Identify each line below containing the string "grid" and copy it.

### [Dataset rows about figures]
□ □ □ □ □

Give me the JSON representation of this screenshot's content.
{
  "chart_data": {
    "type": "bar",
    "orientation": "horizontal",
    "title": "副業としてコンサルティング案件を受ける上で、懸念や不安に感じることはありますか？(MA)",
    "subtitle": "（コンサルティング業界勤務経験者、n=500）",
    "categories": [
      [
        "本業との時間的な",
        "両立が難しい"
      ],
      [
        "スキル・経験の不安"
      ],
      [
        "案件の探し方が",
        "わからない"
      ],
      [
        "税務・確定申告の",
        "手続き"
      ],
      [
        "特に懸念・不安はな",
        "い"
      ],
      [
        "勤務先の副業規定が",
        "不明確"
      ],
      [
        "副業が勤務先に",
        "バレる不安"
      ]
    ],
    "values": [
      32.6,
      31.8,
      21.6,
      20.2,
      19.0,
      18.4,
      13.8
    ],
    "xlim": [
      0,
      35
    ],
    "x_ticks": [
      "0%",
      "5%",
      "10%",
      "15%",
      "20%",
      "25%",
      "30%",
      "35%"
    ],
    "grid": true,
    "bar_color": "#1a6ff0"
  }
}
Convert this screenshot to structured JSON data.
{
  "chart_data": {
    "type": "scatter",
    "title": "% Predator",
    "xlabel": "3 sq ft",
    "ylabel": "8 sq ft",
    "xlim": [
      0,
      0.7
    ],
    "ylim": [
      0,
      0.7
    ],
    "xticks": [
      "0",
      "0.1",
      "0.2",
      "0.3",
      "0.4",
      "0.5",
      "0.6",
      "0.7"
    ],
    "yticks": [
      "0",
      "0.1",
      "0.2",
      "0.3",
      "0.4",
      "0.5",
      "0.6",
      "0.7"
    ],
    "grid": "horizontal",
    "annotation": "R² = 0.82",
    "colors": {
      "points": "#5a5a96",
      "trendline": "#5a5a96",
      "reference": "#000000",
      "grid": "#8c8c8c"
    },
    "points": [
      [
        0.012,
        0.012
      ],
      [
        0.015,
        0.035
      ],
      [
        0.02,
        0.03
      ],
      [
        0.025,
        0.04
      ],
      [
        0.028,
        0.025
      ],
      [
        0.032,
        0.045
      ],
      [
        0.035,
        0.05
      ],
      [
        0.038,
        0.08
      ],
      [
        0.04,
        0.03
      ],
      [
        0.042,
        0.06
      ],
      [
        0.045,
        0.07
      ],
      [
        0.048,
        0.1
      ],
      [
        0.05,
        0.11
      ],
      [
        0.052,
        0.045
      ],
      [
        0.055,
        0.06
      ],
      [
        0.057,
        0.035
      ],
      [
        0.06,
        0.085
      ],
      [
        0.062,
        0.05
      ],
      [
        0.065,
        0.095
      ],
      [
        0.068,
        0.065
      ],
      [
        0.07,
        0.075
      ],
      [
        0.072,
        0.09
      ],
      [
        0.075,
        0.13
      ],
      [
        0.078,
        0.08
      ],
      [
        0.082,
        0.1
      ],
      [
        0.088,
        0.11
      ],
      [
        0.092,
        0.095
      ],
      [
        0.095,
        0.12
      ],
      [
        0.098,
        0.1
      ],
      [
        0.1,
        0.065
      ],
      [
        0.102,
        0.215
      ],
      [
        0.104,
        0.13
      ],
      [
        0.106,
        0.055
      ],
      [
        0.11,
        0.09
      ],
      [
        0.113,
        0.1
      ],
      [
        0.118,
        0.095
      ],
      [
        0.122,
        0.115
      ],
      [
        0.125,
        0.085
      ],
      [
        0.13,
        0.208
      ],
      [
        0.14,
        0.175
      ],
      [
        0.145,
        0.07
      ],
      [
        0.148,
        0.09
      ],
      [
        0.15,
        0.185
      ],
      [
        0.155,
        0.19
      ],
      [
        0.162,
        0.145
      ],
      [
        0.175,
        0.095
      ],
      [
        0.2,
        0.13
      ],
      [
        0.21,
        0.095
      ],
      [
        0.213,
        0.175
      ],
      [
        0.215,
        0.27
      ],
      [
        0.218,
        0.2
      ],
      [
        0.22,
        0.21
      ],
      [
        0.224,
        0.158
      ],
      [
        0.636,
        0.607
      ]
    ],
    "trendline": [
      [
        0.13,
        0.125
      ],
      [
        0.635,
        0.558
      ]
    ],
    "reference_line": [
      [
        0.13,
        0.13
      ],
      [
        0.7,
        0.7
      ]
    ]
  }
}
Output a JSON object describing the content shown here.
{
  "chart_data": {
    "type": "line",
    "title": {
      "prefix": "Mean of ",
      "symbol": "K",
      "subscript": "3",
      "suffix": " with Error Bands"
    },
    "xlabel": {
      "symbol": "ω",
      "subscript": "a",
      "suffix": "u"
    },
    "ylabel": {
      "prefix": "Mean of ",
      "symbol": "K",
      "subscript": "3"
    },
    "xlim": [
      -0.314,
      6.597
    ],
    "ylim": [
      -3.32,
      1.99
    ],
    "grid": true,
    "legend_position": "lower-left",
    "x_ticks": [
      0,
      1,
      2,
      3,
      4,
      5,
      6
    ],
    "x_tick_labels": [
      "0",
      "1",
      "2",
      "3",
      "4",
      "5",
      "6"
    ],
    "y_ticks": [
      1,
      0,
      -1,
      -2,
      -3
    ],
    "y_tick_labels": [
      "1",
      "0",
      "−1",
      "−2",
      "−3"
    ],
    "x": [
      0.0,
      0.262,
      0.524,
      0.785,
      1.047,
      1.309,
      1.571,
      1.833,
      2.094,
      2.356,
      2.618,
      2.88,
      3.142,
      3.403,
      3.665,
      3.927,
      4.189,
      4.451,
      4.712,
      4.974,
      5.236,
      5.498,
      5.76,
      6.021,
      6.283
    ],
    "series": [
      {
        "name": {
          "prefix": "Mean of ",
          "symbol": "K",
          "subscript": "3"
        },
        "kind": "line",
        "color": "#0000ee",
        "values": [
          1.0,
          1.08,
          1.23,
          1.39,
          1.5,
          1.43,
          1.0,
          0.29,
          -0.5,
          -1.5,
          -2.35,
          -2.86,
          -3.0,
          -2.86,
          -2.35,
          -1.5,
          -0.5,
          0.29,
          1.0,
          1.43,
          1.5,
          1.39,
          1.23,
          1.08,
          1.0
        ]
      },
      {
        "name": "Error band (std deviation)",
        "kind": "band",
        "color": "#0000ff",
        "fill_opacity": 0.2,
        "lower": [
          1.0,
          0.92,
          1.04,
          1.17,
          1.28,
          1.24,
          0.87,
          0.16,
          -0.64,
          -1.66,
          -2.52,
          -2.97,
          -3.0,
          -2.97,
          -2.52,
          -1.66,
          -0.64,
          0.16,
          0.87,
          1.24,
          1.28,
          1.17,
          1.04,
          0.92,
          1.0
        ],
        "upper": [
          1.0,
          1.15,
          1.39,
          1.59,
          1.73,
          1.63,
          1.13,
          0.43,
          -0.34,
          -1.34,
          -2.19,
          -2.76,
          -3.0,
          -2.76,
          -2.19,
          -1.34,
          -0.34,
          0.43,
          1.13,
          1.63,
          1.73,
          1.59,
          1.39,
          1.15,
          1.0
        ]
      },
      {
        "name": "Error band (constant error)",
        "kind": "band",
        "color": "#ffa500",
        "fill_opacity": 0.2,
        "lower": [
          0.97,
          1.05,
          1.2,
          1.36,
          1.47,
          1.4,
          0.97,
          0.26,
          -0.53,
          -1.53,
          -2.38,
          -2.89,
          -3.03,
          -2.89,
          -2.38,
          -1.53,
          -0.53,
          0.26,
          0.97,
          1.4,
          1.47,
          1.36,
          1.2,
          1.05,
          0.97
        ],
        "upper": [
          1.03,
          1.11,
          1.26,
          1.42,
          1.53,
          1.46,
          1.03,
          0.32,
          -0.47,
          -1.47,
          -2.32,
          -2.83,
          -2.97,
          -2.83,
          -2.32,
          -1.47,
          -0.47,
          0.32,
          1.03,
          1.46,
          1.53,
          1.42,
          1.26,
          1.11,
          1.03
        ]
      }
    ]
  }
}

□ □ □ □ □

### [ANSWER TO THIS TASK]
    "grid": true,
    "grid": "horizontal",
      "grid": "#8c8c8c"
    "grid": true,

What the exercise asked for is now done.